• **GOAL**
Lines holding the string "father" are the ones to copy; find them all in the data.

• **ENTRIES SUPPLIED**
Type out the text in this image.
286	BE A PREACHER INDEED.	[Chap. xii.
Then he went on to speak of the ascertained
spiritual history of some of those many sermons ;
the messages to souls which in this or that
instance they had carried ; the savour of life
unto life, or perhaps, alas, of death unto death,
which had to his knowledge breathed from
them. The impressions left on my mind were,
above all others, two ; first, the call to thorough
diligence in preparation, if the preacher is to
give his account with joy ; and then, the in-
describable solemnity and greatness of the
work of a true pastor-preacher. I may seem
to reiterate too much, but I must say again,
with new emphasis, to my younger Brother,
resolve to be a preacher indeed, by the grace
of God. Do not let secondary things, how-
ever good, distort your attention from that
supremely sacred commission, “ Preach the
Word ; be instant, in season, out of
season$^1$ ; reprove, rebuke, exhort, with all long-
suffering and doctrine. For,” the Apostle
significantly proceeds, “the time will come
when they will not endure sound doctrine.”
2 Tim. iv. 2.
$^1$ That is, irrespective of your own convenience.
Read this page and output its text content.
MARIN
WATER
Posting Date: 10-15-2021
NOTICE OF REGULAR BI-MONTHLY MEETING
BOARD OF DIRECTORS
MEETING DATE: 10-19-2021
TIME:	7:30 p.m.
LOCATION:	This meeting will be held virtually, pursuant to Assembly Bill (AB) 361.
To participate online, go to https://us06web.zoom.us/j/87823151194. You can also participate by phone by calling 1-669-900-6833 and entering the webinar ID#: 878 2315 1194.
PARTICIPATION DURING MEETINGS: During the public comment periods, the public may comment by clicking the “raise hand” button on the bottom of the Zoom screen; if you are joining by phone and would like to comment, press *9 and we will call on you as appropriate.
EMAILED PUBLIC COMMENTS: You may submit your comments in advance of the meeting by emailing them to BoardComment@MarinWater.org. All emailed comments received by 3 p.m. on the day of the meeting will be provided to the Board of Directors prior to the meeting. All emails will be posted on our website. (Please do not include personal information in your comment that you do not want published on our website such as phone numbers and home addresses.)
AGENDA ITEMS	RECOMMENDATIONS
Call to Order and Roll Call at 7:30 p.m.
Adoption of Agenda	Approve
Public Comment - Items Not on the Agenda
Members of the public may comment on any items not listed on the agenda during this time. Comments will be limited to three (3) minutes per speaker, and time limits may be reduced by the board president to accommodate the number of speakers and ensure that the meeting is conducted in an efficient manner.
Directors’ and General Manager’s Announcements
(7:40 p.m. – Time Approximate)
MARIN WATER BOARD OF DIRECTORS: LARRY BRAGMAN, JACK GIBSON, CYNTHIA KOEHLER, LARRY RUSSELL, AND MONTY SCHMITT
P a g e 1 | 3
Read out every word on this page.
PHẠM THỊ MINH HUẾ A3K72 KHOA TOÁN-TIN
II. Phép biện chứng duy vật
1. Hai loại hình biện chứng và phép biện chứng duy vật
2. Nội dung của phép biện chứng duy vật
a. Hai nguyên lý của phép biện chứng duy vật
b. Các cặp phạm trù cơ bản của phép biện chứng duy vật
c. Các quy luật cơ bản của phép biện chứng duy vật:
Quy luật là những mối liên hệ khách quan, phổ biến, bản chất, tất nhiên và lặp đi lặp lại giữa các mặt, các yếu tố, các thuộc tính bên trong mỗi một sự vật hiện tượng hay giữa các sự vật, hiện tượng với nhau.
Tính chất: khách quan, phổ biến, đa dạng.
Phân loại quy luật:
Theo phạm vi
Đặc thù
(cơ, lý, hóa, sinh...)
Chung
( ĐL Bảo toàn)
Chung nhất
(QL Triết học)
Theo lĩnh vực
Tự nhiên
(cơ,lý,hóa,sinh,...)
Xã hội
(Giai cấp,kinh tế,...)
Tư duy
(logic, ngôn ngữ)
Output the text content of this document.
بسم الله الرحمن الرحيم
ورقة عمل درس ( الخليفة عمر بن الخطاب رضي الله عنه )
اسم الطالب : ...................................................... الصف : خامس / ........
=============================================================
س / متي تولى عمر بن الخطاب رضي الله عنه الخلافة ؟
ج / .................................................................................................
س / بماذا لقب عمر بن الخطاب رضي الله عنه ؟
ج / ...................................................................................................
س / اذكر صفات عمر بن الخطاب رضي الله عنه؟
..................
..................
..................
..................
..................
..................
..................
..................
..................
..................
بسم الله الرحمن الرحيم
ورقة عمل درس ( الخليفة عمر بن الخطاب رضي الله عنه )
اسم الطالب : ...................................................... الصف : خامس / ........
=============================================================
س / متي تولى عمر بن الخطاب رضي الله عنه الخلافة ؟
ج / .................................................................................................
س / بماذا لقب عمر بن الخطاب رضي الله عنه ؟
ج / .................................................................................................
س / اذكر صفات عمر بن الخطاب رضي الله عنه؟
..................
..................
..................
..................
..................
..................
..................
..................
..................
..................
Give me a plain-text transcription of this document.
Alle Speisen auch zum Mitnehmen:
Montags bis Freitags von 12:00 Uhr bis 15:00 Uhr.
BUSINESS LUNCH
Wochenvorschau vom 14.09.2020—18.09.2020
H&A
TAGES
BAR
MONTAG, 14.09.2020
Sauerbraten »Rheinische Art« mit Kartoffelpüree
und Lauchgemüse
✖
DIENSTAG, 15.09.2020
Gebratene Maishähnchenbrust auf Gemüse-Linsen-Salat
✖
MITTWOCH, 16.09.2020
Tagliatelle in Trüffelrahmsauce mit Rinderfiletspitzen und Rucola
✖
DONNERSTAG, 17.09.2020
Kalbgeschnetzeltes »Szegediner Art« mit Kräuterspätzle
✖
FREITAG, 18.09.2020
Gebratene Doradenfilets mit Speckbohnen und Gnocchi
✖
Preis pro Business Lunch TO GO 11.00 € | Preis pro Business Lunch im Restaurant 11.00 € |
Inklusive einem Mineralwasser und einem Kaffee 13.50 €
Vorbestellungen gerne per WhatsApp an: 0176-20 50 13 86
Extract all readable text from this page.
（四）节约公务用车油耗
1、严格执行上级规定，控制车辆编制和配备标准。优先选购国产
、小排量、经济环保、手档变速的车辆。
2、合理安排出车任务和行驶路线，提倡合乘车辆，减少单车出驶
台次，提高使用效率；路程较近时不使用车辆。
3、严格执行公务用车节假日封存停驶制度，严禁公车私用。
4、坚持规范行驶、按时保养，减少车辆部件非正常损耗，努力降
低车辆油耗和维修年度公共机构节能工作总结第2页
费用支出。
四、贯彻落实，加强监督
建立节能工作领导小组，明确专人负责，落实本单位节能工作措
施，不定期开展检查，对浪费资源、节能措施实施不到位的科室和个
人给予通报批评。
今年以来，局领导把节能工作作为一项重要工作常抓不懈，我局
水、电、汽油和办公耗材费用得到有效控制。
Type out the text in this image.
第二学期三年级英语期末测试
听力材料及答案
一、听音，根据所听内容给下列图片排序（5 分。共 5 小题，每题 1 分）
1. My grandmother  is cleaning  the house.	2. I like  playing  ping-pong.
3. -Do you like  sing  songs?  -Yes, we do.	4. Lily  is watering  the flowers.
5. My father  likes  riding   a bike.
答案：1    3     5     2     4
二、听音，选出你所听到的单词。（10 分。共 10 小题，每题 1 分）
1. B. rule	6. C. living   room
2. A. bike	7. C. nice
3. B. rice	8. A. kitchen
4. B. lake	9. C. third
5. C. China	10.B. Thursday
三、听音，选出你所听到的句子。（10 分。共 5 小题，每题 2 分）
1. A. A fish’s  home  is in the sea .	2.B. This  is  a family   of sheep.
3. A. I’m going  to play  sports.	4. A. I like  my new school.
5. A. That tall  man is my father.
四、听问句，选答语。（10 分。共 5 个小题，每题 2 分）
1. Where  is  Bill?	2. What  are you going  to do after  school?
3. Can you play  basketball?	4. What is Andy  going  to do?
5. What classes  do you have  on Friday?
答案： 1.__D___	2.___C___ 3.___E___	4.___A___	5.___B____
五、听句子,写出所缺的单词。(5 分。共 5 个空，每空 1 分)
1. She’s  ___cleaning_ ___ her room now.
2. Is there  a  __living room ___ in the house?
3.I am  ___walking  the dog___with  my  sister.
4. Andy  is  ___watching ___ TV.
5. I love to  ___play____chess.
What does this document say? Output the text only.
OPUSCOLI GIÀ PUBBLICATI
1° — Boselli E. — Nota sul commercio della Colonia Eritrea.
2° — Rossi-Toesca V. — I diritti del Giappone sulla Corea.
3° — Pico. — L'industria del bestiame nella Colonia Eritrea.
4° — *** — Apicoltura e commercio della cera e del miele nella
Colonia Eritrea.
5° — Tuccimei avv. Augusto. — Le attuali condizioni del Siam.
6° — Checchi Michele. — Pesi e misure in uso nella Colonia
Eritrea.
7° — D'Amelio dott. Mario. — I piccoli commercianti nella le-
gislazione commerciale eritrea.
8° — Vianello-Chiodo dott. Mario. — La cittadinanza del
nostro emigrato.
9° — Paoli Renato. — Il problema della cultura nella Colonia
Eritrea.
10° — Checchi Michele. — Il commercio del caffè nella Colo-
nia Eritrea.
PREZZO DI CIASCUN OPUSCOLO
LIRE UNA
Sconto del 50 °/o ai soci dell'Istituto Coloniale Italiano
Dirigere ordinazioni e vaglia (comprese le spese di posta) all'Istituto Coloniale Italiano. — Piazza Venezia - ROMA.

• **SOLUTION BELOW**
5. My father  likes  riding   a bike.
5. A. That tall  man is my father.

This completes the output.